- _What you will do_
Gather all lines from the material that contain "type".
— START Task data —
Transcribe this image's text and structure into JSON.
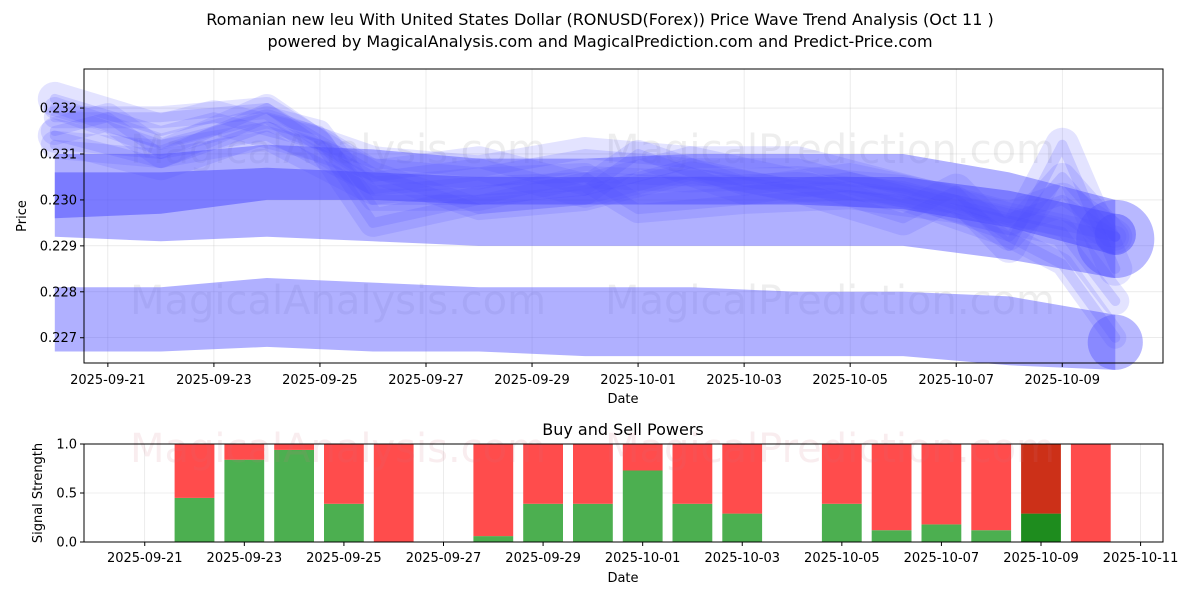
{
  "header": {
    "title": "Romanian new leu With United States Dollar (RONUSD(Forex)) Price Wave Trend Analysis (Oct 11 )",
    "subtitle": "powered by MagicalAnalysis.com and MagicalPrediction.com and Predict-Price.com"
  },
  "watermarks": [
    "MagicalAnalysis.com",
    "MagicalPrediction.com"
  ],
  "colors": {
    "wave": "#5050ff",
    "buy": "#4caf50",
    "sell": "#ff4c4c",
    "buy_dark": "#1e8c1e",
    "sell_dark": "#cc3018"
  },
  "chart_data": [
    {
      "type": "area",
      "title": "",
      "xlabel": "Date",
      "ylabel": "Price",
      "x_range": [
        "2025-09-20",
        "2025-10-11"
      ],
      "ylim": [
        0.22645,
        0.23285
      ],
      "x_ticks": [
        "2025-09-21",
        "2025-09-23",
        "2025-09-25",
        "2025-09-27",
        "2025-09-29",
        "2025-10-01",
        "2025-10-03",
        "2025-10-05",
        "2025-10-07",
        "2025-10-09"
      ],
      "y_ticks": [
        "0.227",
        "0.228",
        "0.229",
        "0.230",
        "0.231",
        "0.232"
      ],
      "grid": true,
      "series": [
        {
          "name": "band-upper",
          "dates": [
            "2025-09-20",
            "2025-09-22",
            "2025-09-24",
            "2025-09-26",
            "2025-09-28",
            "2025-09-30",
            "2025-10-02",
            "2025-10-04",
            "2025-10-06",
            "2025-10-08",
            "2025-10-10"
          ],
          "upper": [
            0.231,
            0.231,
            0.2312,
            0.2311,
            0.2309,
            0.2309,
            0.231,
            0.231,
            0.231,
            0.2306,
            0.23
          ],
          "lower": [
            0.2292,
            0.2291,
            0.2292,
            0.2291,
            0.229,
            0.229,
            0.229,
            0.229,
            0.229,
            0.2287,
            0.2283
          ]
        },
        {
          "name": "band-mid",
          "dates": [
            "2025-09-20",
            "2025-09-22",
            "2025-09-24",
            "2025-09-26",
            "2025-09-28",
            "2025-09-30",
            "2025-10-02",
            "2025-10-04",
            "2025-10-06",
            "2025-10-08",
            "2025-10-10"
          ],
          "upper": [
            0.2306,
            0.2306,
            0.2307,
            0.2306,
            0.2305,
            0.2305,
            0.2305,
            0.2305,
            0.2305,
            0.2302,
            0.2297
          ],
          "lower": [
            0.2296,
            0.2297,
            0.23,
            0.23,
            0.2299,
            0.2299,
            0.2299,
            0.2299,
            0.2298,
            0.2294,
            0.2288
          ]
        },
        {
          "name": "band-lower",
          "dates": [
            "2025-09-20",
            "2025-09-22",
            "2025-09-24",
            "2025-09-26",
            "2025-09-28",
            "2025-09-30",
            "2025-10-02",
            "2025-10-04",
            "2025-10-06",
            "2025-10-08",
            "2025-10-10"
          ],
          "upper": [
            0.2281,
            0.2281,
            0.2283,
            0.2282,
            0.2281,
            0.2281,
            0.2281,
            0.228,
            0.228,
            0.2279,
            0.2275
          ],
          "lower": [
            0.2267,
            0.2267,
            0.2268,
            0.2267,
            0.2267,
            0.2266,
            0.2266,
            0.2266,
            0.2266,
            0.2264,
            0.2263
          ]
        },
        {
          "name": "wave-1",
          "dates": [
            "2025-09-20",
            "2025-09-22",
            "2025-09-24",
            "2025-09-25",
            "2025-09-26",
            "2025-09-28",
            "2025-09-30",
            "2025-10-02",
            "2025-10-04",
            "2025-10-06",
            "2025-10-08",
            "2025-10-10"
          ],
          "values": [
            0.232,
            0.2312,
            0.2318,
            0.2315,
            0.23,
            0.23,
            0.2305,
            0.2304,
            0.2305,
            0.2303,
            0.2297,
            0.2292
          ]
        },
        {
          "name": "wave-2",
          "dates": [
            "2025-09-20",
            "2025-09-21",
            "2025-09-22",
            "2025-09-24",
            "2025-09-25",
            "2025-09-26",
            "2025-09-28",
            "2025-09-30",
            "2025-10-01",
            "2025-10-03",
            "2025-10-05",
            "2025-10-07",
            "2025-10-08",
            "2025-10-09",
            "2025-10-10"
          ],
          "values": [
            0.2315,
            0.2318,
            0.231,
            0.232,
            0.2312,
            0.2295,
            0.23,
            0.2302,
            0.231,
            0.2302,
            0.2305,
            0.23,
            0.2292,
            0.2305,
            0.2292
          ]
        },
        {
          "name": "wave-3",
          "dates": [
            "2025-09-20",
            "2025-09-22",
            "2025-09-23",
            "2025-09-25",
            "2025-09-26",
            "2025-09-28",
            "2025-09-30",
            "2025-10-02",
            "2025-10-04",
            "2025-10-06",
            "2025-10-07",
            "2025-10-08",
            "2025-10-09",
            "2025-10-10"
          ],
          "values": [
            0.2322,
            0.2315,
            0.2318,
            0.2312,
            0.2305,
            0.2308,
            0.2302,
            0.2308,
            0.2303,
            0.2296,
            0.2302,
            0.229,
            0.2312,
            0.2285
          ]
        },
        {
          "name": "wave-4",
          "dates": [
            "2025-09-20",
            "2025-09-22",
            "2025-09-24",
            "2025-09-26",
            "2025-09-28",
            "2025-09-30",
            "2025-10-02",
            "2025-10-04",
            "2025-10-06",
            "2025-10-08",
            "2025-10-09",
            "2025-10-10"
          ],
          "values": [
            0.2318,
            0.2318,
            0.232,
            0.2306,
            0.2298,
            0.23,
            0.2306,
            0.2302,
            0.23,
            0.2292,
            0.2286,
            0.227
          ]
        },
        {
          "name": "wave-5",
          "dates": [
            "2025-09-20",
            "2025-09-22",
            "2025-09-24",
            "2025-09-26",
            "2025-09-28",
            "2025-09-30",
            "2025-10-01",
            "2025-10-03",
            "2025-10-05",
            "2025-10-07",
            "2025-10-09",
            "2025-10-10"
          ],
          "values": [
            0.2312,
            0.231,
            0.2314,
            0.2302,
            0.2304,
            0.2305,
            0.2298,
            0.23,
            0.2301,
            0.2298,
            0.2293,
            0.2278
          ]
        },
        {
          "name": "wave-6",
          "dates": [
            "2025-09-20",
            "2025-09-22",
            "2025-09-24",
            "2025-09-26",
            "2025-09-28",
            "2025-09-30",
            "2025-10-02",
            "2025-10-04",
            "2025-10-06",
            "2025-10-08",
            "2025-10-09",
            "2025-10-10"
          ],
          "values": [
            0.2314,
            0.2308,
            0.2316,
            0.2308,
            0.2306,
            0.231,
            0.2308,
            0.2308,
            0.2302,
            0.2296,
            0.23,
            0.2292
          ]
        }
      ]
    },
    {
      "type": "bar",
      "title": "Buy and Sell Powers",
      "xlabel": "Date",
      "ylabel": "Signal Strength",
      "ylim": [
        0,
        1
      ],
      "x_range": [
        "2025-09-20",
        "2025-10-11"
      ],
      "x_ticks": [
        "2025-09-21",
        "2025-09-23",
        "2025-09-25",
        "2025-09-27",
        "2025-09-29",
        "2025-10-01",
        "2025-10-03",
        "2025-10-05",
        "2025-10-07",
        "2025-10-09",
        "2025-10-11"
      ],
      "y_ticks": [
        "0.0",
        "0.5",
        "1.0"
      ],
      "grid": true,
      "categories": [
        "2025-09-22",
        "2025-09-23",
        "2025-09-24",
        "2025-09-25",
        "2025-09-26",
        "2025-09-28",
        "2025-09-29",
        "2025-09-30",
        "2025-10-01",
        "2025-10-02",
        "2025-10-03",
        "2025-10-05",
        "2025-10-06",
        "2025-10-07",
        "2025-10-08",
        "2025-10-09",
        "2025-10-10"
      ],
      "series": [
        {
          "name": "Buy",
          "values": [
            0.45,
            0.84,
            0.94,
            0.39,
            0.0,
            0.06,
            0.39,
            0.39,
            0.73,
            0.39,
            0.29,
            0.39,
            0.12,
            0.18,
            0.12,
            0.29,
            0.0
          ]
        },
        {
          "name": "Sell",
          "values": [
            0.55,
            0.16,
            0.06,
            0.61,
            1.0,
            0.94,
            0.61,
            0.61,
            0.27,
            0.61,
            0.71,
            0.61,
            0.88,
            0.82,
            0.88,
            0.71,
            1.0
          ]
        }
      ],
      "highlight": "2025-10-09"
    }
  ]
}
— END Task data —
— START Task data —
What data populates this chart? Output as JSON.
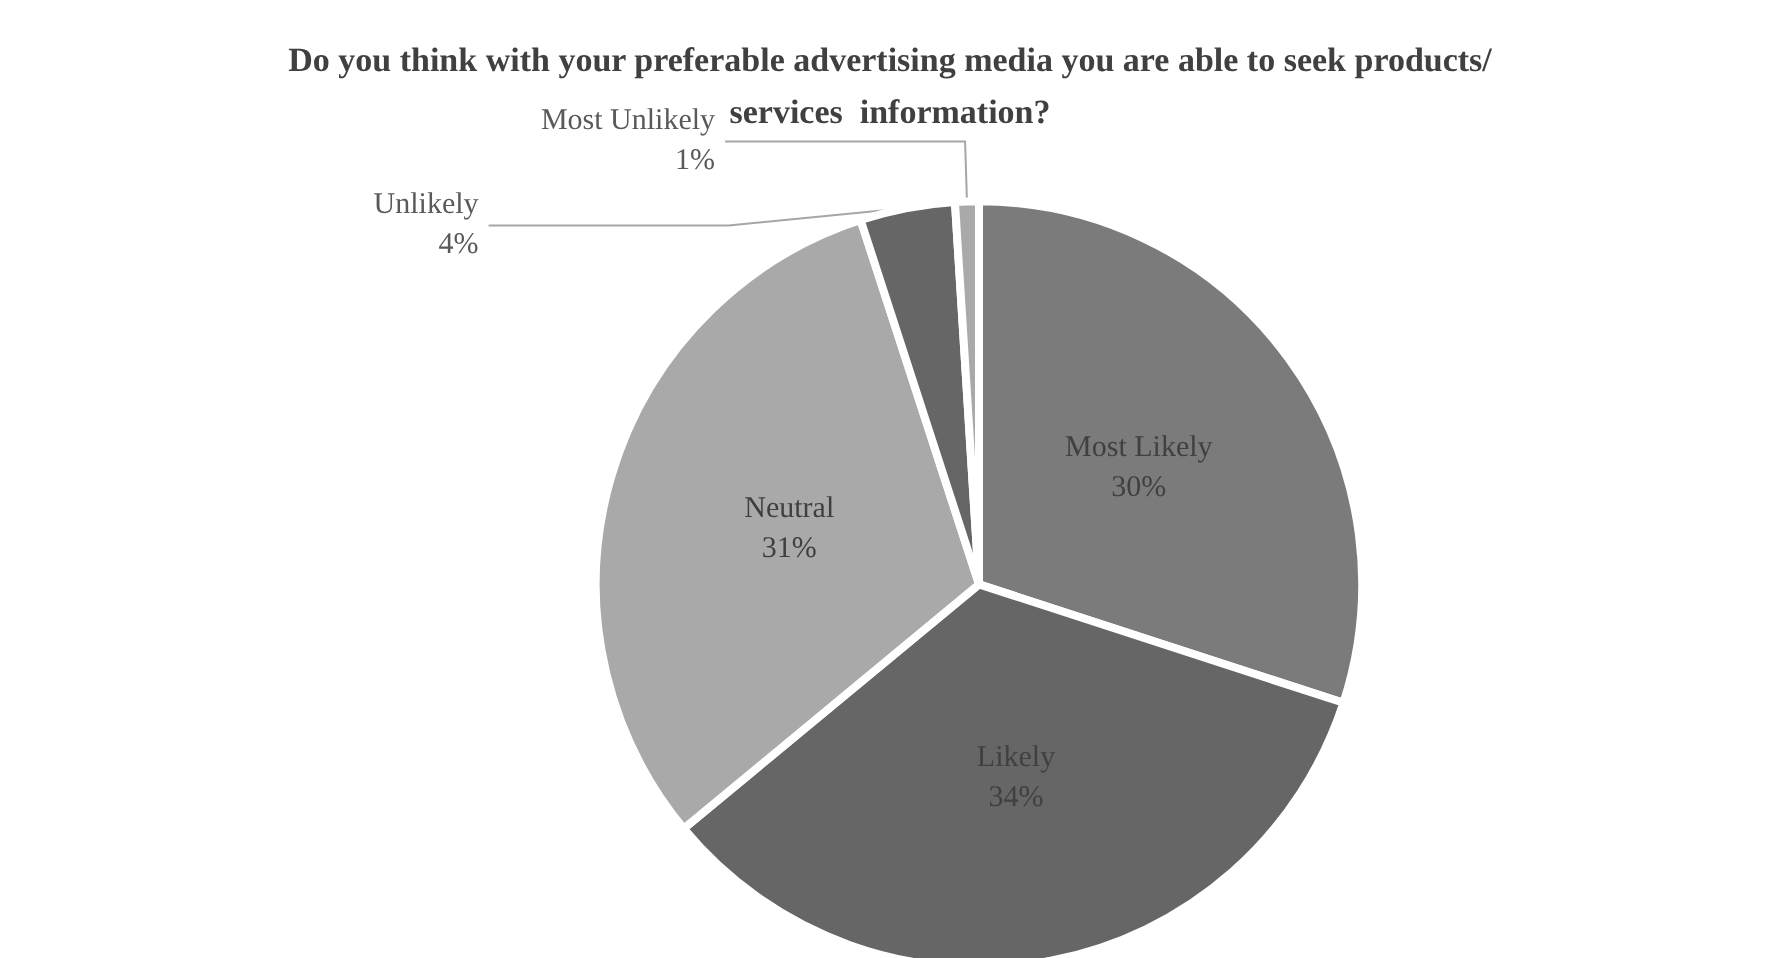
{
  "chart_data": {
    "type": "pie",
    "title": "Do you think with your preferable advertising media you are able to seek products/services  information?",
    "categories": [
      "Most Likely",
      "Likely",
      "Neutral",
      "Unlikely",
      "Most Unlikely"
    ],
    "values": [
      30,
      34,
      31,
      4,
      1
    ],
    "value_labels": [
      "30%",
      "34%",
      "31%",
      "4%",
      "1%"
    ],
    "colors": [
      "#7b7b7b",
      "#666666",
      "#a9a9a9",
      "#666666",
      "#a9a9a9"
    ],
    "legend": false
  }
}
— END Task data —
— START Task data —
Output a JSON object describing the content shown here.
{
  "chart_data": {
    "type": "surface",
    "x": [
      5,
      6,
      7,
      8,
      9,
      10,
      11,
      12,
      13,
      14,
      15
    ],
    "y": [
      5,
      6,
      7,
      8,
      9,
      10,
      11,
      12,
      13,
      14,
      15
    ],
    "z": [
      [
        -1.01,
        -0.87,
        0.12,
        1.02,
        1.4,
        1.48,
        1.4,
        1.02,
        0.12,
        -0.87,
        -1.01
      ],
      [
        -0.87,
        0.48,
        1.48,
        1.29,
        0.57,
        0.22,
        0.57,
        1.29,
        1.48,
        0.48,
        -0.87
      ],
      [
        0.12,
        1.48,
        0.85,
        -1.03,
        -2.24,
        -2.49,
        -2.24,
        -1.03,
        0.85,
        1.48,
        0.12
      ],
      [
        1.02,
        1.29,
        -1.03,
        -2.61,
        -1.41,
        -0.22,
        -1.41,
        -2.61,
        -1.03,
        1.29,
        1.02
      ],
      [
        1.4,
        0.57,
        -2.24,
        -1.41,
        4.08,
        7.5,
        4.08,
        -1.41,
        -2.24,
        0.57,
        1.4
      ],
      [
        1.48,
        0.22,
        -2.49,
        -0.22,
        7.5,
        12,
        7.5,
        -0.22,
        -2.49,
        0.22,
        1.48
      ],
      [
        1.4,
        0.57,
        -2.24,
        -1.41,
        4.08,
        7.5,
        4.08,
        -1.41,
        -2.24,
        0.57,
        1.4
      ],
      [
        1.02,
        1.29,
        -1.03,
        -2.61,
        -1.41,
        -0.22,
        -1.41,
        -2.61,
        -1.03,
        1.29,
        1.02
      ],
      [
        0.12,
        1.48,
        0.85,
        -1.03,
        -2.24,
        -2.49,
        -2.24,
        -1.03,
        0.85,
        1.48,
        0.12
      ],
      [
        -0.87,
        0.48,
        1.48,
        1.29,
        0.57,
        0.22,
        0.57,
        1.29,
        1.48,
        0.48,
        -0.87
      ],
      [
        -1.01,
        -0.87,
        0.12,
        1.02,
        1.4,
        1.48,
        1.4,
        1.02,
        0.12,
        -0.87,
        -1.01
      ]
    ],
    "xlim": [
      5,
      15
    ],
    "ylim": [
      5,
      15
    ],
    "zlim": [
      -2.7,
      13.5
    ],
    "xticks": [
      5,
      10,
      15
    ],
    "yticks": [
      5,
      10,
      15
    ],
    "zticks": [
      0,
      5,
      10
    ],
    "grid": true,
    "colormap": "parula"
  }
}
— END Task data —
- _The completed task_
      "type": "area",
      "type": "bar",
    "type": "pie",
    "type": "surface",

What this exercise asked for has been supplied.